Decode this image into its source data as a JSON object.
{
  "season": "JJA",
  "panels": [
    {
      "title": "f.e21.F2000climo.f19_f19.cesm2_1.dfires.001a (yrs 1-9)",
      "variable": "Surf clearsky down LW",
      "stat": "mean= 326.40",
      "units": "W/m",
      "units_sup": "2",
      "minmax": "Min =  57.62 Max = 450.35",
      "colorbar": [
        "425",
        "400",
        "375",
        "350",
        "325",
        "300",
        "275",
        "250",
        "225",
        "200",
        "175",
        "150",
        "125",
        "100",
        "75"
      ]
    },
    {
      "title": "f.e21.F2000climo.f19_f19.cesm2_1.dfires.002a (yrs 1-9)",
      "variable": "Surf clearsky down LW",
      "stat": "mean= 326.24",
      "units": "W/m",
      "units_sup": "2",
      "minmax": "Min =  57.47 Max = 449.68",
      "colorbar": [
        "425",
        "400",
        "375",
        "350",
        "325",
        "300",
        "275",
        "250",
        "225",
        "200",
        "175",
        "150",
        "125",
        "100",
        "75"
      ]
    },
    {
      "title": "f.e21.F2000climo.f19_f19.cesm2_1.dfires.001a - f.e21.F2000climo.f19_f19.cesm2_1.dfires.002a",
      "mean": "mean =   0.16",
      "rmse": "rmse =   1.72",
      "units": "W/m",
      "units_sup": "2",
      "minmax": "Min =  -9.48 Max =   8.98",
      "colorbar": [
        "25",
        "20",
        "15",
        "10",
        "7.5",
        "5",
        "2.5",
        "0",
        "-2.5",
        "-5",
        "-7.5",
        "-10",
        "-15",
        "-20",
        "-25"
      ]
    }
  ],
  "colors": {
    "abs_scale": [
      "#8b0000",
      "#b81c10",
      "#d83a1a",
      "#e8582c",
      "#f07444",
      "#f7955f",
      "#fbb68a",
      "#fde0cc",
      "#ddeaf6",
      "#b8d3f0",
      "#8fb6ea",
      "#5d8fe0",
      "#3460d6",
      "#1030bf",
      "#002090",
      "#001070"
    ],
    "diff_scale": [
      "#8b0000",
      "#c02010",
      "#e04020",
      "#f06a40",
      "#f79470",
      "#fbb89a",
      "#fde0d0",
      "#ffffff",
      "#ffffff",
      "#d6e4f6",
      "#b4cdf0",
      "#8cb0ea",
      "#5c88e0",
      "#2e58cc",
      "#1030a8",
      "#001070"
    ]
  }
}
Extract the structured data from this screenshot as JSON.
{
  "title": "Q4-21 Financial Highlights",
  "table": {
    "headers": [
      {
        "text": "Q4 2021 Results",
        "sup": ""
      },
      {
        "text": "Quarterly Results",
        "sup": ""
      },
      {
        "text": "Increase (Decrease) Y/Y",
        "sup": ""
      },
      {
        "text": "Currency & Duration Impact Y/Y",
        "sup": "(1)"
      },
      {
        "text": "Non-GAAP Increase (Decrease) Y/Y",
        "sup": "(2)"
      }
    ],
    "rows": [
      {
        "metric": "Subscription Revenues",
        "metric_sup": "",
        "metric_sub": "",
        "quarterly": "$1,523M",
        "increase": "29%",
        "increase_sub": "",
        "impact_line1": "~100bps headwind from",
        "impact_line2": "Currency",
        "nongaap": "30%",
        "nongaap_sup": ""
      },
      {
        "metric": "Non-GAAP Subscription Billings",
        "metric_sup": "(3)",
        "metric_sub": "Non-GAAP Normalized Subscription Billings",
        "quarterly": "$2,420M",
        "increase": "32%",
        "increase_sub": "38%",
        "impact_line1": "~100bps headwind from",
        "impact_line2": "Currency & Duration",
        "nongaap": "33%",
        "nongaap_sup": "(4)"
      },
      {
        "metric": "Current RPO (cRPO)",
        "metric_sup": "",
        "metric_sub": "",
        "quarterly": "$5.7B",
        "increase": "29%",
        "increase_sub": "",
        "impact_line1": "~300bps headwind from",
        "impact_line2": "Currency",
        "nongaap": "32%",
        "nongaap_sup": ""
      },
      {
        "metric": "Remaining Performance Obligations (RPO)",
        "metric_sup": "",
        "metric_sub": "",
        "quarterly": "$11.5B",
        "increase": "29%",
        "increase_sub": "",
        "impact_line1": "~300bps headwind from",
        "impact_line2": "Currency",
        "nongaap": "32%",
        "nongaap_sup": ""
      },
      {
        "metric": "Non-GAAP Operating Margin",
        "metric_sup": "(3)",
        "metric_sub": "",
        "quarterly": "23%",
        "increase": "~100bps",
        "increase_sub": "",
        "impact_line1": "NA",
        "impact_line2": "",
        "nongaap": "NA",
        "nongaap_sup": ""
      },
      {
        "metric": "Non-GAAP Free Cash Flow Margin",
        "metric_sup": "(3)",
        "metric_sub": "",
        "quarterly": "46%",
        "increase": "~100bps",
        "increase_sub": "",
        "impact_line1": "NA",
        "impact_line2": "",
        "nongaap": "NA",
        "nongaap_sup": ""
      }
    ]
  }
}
● ● ● ●
Written task: Repeat the preceding lines exactly, please, every one of them.

Written answer:
Decode this image into its source data as a JSON object.
{
  "season": "JJA",
  "panels": [
    {
      "title": "f.e21.F2000climo.f19_f19.cesm2_1.dfires.001a (yrs 1-9)",
      "variable": "Surf clearsky down LW",
      "stat": "mean= 326.40",
      "units": "W/m",
      "units_sup": "2",
      "minmax": "Min =  57.62 Max = 450.35",
      "colorbar": [
        "425",
        "400",
        "375",
        "350",
        "325",
        "300",
        "275",
        "250",
        "225",
        "200",
        "175",
        "150",
        "125",
        "100",
        "75"
      ]
    },
    {
      "title": "f.e21.F2000climo.f19_f19.cesm2_1.dfires.002a (yrs 1-9)",
      "variable": "Surf clearsky down LW",
      "stat": "mean= 326.24",
      "units": "W/m",
      "units_sup": "2",
      "minmax": "Min =  57.47 Max = 449.68",
      "colorbar": [
        "425",
        "400",
        "375",
        "350",
        "325",
        "300",
        "275",
        "250",
        "225",
        "200",
        "175",
        "150",
        "125",
        "100",
        "75"
      ]
    },
    {
      "title": "f.e21.F2000climo.f19_f19.cesm2_1.dfires.001a - f.e21.F2000climo.f19_f19.cesm2_1.dfires.002a",
      "mean": "mean =   0.16",
      "rmse": "rmse =   1.72",
      "units": "W/m",
      "units_sup": "2",
      "minmax": "Min =  -9.48 Max =   8.98",
      "colorbar": [
        "25",
        "20",
        "15",
        "10",
        "7.5",
        "5",
        "2.5",
        "0",
        "-2.5",
        "-5",
        "-7.5",
        "-10",
        "-15",
        "-20",
        "-25"
      ]
    }
  ],
  "colors": {
    "abs_scale": [
      "#8b0000",
      "#b81c10",
      "#d83a1a",
      "#e8582c",
      "#f07444",
      "#f7955f",
      "#fbb68a",
      "#fde0cc",
      "#ddeaf6",
      "#b8d3f0",
      "#8fb6ea",
      "#5d8fe0",
      "#3460d6",
      "#1030bf",
      "#002090",
      "#001070"
    ],
    "diff_scale": [
      "#8b0000",
      "#c02010",
      "#e04020",
      "#f06a40",
      "#f79470",
      "#fbb89a",
      "#fde0d0",
      "#ffffff",
      "#ffffff",
      "#d6e4f6",
      "#b4cdf0",
      "#8cb0ea",
      "#5c88e0",
      "#2e58cc",
      "#1030a8",
      "#001070"
    ]
  }
}
Extract the structured data from this screenshot as JSON.
{
  "title": "Q4-21 Financial Highlights",
  "table": {
    "headers": [
      {
        "text": "Q4 2021 Results",
        "sup": ""
      },
      {
        "text": "Quarterly Results",
        "sup": ""
      },
      {
        "text": "Increase (Decrease) Y/Y",
        "sup": ""
      },
      {
        "text": "Currency & Duration Impact Y/Y",
        "sup": "(1)"
      },
      {
        "text": "Non-GAAP Increase (Decrease) Y/Y",
        "sup": "(2)"
      }
    ],
    "rows": [
      {
        "metric": "Subscription Revenues",
        "metric_sup": "",
        "metric_sub": "",
        "quarterly": "$1,523M",
        "increase": "29%",
        "increase_sub": "",
        "impact_line1": "~100bps headwind from",
        "impact_line2": "Currency",
        "nongaap": "30%",
        "nongaap_sup": ""
      },
      {
        "metric": "Non-GAAP Subscription Billings",
        "metric_sup": "(3)",
        "metric_sub": "Non-GAAP Normalized Subscription Billings",
        "quarterly": "$2,420M",
        "increase": "32%",
        "increase_sub": "38%",
        "impact_line1": "~100bps headwind from",
        "impact_line2": "Currency & Duration",
        "nongaap": "33%",
        "nongaap_sup": "(4)"
      },
      {
        "metric": "Current RPO (cRPO)",
        "metric_sup": "",
        "metric_sub": "",
        "quarterly": "$5.7B",
        "increase": "29%",
        "increase_sub": "",
        "impact_line1": "~300bps headwind from",
        "impact_line2": "Currency",
        "nongaap": "32%",
        "nongaap_sup": ""
      },
      {
        "metric": "Remaining Performance Obligations (RPO)",
        "metric_sup": "",
        "metric_sub": "",
        "quarterly": "$11.5B",
        "increase": "29%",
        "increase_sub": "",
        "impact_line1": "~300bps headwind from",
        "impact_line2": "Currency",
        "nongaap": "32%",
        "nongaap_sup": ""
      },
      {
        "metric": "Non-GAAP Operating Margin",
        "metric_sup": "(3)",
        "metric_sub": "",
        "quarterly": "23%",
        "increase": "~100bps",
        "increase_sub": "",
        "impact_line1": "NA",
        "impact_line2": "",
        "nongaap": "NA",
        "nongaap_sup": ""
      },
      {
        "metric": "Non-GAAP Free Cash Flow Margin",
        "metric_sup": "(3)",
        "metric_sub": "",
        "quarterly": "46%",
        "increase": "~100bps",
        "increase_sub": "",
        "impact_line1": "NA",
        "impact_line2": "",
        "nongaap": "NA",
        "nongaap_sup": ""
      }
    ]
  }
}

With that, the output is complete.